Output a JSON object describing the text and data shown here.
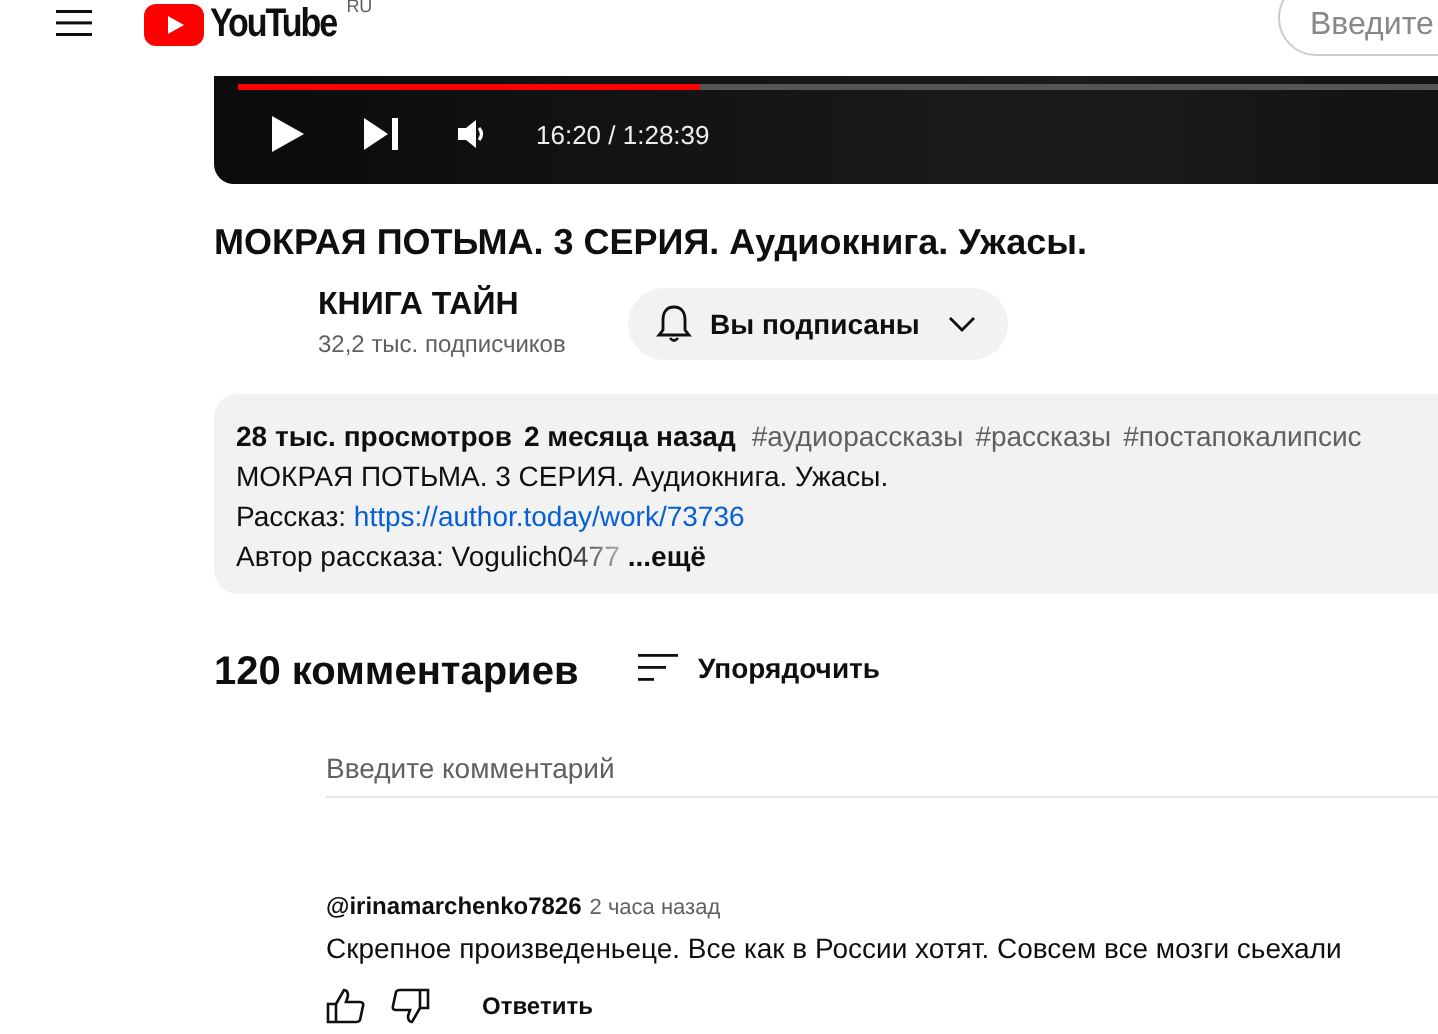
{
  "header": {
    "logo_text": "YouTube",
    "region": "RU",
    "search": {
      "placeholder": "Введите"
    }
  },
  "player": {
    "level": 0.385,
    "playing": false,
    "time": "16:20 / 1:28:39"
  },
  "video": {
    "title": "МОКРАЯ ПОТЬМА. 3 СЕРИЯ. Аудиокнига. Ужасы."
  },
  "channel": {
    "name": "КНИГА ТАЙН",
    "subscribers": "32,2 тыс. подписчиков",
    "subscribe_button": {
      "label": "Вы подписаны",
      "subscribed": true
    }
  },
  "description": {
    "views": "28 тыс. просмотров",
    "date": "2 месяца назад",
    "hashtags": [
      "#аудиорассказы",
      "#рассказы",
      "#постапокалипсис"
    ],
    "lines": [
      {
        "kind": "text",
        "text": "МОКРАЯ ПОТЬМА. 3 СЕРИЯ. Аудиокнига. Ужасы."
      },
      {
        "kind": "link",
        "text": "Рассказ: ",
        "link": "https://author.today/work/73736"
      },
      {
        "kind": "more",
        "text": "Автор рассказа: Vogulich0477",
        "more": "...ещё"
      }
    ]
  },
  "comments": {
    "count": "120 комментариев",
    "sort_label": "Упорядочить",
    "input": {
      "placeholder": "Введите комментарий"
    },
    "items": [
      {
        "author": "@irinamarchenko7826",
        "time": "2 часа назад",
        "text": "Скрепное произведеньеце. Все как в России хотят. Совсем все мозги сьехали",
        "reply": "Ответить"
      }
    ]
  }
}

══════════════════════════════

— GIVEN INSTRUCTION —
Nothing but the pictures may be dropped; output the records above exactly.

— SOLUTION FOR THIS TASK —
Output a JSON object describing the text and data shown here.
{
  "header": {
    "logo_text": "YouTube",
    "region": "RU",
    "search": {
      "placeholder": "Введите"
    }
  },
  "player": {
    "level": 0.385,
    "playing": false,
    "time": "16:20 / 1:28:39"
  },
  "video": {
    "title": "МОКРАЯ ПОТЬМА. 3 СЕРИЯ. Аудиокнига. Ужасы."
  },
  "channel": {
    "name": "КНИГА ТАЙН",
    "subscribers": "32,2 тыс. подписчиков",
    "subscribe_button": {
      "label": "Вы подписаны",
      "subscribed": true
    }
  },
  "description": {
    "views": "28 тыс. просмотров",
    "date": "2 месяца назад",
    "hashtags": [
      "#аудиорассказы",
      "#рассказы",
      "#постапокалипсис"
    ],
    "lines": [
      {
        "kind": "text",
        "text": "МОКРАЯ ПОТЬМА. 3 СЕРИЯ. Аудиокнига. Ужасы."
      },
      {
        "kind": "link",
        "text": "Рассказ: ",
        "link": "https://author.today/work/73736"
      },
      {
        "kind": "more",
        "text": "Автор рассказа: Vogulich0477",
        "more": "...ещё"
      }
    ]
  },
  "comments": {
    "count": "120 комментариев",
    "sort_label": "Упорядочить",
    "input": {
      "placeholder": "Введите комментарий"
    },
    "items": [
      {
        "author": "@irinamarchenko7826",
        "time": "2 часа назад",
        "text": "Скрепное произведеньеце. Все как в России хотят. Совсем все мозги сьехали",
        "reply": "Ответить"
      }
    ]
  }
}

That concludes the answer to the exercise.